(WHAT YOU ARE ASKED TO DO):
Print, exactly and completely, every entry in the data.

═══ RECORDED INFORMATION

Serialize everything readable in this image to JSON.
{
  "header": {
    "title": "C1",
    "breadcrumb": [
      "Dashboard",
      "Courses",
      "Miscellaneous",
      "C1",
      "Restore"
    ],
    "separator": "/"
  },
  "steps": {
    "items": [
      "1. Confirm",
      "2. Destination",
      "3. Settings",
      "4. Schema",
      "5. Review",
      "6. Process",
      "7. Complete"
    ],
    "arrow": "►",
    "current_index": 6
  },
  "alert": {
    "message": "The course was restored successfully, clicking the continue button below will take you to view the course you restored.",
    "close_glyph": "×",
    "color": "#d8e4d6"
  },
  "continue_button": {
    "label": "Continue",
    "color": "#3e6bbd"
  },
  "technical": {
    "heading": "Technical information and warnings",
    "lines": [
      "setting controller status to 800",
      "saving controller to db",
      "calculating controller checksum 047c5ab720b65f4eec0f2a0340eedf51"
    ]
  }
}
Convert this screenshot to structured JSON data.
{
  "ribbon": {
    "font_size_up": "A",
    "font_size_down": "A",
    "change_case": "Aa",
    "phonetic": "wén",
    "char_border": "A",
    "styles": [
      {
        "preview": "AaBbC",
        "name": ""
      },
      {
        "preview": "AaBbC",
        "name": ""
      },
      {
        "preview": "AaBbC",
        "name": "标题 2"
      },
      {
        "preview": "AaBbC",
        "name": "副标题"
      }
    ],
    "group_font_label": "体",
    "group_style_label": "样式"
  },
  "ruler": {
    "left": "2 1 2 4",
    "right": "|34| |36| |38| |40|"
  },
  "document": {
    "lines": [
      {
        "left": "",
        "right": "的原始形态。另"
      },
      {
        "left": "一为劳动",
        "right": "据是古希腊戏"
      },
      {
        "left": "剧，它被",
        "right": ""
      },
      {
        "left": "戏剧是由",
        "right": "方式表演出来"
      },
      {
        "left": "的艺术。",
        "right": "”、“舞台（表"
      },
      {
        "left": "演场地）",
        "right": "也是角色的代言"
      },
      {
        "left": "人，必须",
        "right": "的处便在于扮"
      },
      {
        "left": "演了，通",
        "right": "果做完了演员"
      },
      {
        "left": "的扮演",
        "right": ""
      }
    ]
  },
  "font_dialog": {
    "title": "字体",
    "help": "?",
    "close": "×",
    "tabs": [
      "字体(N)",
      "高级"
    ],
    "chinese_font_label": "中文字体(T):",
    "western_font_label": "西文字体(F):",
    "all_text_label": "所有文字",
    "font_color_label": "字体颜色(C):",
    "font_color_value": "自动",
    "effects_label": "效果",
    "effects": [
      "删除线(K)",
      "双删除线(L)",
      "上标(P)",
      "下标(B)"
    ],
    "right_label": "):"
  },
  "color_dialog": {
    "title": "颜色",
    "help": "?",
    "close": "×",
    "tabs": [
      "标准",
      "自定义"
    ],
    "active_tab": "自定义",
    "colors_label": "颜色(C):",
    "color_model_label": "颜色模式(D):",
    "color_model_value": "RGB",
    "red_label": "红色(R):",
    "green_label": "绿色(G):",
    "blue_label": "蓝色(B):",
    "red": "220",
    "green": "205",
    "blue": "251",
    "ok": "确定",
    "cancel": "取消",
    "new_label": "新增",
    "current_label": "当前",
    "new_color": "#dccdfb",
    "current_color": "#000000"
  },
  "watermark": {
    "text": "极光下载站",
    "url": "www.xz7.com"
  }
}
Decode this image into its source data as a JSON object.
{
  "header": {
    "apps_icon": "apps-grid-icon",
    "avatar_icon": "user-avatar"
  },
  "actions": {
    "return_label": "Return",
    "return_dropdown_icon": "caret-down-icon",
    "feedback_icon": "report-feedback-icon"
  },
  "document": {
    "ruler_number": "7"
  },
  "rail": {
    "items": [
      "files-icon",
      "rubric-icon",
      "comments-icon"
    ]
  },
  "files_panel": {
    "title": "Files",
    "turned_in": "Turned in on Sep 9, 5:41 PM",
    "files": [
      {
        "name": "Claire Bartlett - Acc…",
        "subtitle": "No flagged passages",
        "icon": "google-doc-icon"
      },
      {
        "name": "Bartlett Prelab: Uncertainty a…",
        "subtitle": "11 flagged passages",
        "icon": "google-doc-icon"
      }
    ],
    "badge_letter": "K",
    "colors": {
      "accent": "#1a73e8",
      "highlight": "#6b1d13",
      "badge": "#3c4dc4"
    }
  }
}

══════

(ANSWER TO THIS TASK):
Serialize everything readable in this image to JSON.
{
  "header": {
    "title": "C1",
    "breadcrumb": [
      "Dashboard",
      "Courses",
      "Miscellaneous",
      "C1",
      "Restore"
    ],
    "separator": "/"
  },
  "steps": {
    "items": [
      "1. Confirm",
      "2. Destination",
      "3. Settings",
      "4. Schema",
      "5. Review",
      "6. Process",
      "7. Complete"
    ],
    "arrow": "►",
    "current_index": 6
  },
  "alert": {
    "message": "The course was restored successfully, clicking the continue button below will take you to view the course you restored.",
    "close_glyph": "×",
    "color": "#d8e4d6"
  },
  "continue_button": {
    "label": "Continue",
    "color": "#3e6bbd"
  },
  "technical": {
    "heading": "Technical information and warnings",
    "lines": [
      "setting controller status to 800",
      "saving controller to db",
      "calculating controller checksum 047c5ab720b65f4eec0f2a0340eedf51"
    ]
  }
}
Convert this screenshot to structured JSON data.
{
  "ribbon": {
    "font_size_up": "A",
    "font_size_down": "A",
    "change_case": "Aa",
    "phonetic": "wén",
    "char_border": "A",
    "styles": [
      {
        "preview": "AaBbC",
        "name": ""
      },
      {
        "preview": "AaBbC",
        "name": ""
      },
      {
        "preview": "AaBbC",
        "name": "标题 2"
      },
      {
        "preview": "AaBbC",
        "name": "副标题"
      }
    ],
    "group_font_label": "体",
    "group_style_label": "样式"
  },
  "ruler": {
    "left": "2 1 2 4",
    "right": "|34| |36| |38| |40|"
  },
  "document": {
    "lines": [
      {
        "left": "",
        "right": "的原始形态。另"
      },
      {
        "left": "一为劳动",
        "right": "据是古希腊戏"
      },
      {
        "left": "剧，它被",
        "right": ""
      },
      {
        "left": "戏剧是由",
        "right": "方式表演出来"
      },
      {
        "left": "的艺术。",
        "right": "”、“舞台（表"
      },
      {
        "left": "演场地）",
        "right": "也是角色的代言"
      },
      {
        "left": "人，必须",
        "right": "的处便在于扮"
      },
      {
        "left": "演了，通",
        "right": "果做完了演员"
      },
      {
        "left": "的扮演",
        "right": ""
      }
    ]
  },
  "font_dialog": {
    "title": "字体",
    "help": "?",
    "close": "×",
    "tabs": [
      "字体(N)",
      "高级"
    ],
    "chinese_font_label": "中文字体(T):",
    "western_font_label": "西文字体(F):",
    "all_text_label": "所有文字",
    "font_color_label": "字体颜色(C):",
    "font_color_value": "自动",
    "effects_label": "效果",
    "effects": [
      "删除线(K)",
      "双删除线(L)",
      "上标(P)",
      "下标(B)"
    ],
    "right_label": "):"
  },
  "color_dialog": {
    "title": "颜色",
    "help": "?",
    "close": "×",
    "tabs": [
      "标准",
      "自定义"
    ],
    "active_tab": "自定义",
    "colors_label": "颜色(C):",
    "color_model_label": "颜色模式(D):",
    "color_model_value": "RGB",
    "red_label": "红色(R):",
    "green_label": "绿色(G):",
    "blue_label": "蓝色(B):",
    "red": "220",
    "green": "205",
    "blue": "251",
    "ok": "确定",
    "cancel": "取消",
    "new_label": "新增",
    "current_label": "当前",
    "new_color": "#dccdfb",
    "current_color": "#000000"
  },
  "watermark": {
    "text": "极光下载站",
    "url": "www.xz7.com"
  }
}
Decode this image into its source data as a JSON object.
{
  "header": {
    "apps_icon": "apps-grid-icon",
    "avatar_icon": "user-avatar"
  },
  "actions": {
    "return_label": "Return",
    "return_dropdown_icon": "caret-down-icon",
    "feedback_icon": "report-feedback-icon"
  },
  "document": {
    "ruler_number": "7"
  },
  "rail": {
    "items": [
      "files-icon",
      "rubric-icon",
      "comments-icon"
    ]
  },
  "files_panel": {
    "title": "Files",
    "turned_in": "Turned in on Sep 9, 5:41 PM",
    "files": [
      {
        "name": "Claire Bartlett - Acc…",
        "subtitle": "No flagged passages",
        "icon": "google-doc-icon"
      },
      {
        "name": "Bartlett Prelab: Uncertainty a…",
        "subtitle": "11 flagged passages",
        "icon": "google-doc-icon"
      }
    ],
    "badge_letter": "K",
    "colors": {
      "accent": "#1a73e8",
      "highlight": "#6b1d13",
      "badge": "#3c4dc4"
    }
  }
}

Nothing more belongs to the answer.